A block of data

** Start **

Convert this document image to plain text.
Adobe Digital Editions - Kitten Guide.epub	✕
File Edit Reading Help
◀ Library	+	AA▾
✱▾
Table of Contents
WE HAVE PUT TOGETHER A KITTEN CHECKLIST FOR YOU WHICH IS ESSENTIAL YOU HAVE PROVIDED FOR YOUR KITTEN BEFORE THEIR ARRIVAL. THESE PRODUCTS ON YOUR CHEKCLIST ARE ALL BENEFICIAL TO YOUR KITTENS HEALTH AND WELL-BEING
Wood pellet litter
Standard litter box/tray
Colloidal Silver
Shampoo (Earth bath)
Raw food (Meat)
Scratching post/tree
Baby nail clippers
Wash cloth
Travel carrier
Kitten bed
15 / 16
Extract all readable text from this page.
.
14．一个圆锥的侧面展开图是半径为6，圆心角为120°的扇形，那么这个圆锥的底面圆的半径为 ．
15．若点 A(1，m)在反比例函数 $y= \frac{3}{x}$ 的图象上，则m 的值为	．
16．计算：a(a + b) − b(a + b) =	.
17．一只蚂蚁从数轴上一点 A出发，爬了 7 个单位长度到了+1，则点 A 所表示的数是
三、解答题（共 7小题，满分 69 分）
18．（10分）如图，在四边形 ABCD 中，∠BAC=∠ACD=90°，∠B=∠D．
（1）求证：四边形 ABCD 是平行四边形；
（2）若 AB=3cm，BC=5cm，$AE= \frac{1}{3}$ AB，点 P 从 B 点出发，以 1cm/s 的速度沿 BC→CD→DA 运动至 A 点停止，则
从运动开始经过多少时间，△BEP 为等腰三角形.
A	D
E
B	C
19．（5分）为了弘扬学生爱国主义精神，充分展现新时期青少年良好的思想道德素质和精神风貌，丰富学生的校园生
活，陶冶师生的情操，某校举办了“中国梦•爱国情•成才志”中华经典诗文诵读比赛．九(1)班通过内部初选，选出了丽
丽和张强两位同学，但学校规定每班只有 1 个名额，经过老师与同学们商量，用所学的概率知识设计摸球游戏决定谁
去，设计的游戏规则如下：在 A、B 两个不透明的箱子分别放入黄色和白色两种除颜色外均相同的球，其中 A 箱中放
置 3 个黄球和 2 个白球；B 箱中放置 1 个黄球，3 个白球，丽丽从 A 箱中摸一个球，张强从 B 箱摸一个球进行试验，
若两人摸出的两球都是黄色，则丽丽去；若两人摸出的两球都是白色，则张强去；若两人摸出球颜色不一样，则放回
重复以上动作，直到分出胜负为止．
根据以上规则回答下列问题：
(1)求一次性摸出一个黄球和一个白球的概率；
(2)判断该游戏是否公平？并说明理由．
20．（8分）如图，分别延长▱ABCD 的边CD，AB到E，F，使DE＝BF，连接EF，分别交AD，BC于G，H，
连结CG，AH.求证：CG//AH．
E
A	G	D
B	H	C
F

** End **
** Start **

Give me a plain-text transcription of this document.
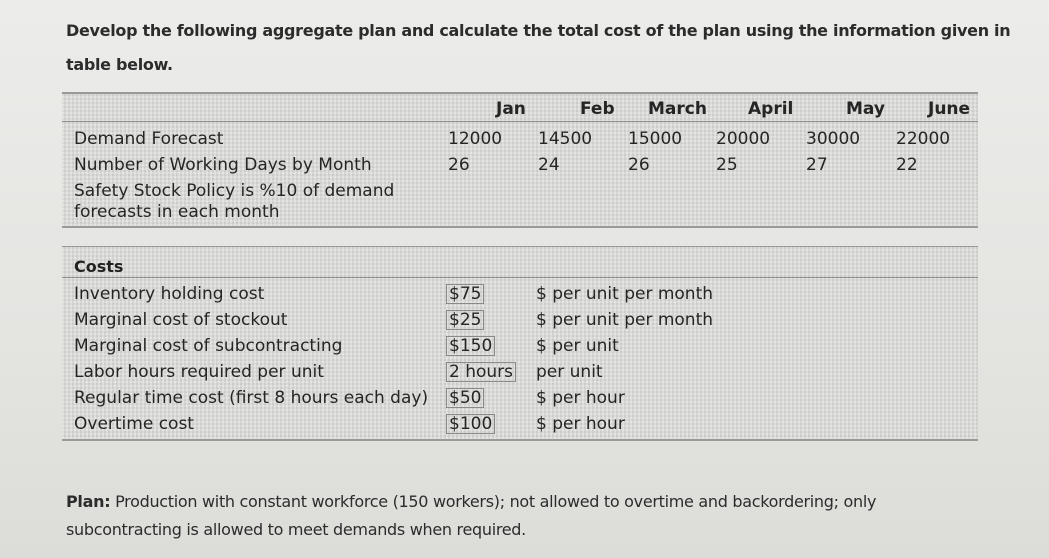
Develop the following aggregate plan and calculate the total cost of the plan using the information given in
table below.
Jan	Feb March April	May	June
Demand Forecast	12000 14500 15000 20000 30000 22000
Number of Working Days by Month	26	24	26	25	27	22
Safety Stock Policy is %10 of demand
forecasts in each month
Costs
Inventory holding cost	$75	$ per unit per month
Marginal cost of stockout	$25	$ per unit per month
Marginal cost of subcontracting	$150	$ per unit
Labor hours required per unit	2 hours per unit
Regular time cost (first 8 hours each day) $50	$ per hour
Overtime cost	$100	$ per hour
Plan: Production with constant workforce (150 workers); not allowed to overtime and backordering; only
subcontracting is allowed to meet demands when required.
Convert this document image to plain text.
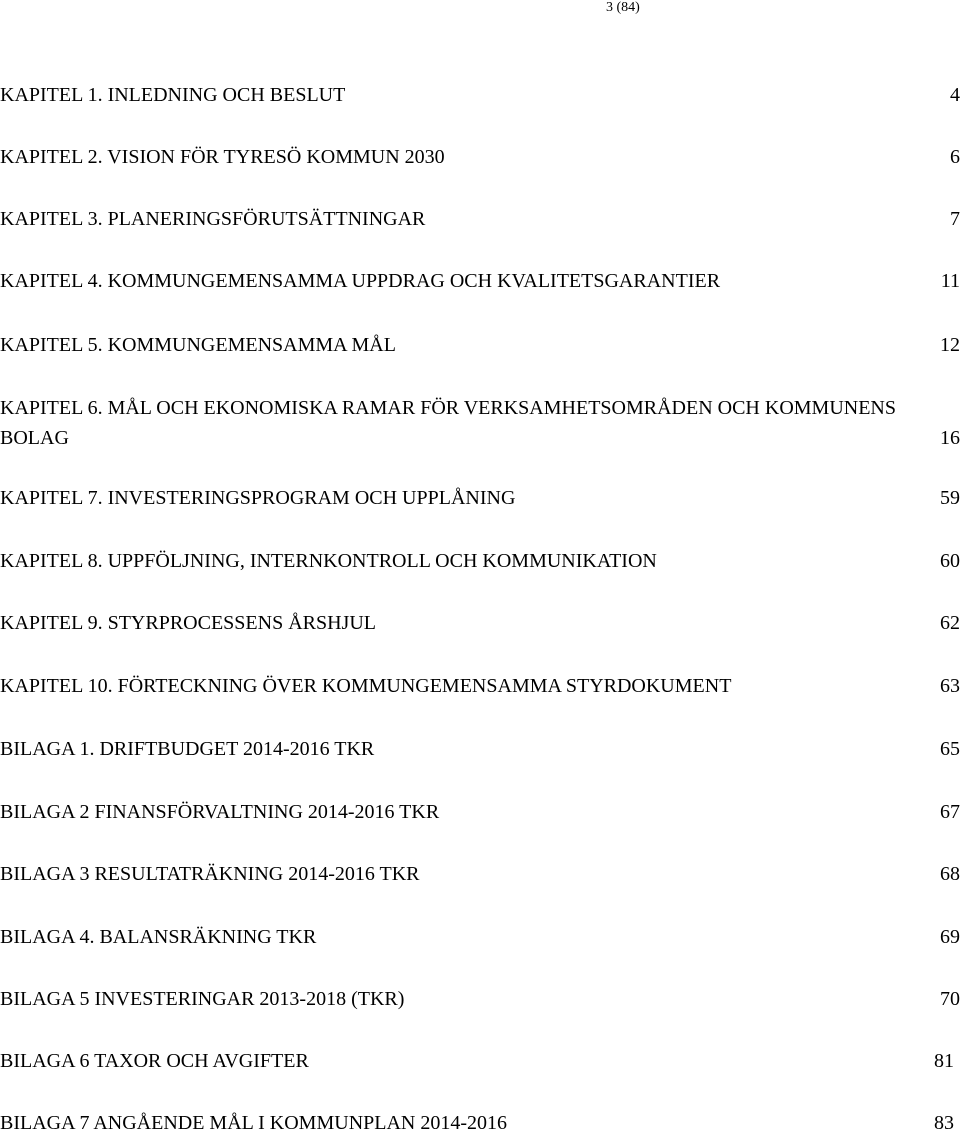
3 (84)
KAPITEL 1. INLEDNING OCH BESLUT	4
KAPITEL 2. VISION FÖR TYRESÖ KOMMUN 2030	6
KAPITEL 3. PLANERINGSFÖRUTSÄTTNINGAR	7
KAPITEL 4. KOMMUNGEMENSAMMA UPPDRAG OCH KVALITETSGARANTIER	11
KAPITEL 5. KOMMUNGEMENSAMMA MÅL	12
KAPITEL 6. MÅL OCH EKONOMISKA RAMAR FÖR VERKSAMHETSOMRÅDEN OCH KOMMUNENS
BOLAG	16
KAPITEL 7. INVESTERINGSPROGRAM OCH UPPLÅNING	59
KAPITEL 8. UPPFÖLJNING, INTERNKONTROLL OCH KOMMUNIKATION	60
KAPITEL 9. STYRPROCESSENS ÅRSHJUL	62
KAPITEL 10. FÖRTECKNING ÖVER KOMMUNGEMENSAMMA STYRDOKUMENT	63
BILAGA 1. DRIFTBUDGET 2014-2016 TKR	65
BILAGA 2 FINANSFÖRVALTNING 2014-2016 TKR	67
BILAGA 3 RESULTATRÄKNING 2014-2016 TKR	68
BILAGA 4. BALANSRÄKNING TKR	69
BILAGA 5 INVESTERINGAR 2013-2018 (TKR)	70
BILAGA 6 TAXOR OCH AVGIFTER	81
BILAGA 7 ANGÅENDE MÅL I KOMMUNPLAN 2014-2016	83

** End **

_Given problem_: Check each line of the records for the word "required", and show the lines that contain it.

_Written solution_:
Labor hours required per unit	2 hours per unit
subcontracting is allowed to meet demands when required.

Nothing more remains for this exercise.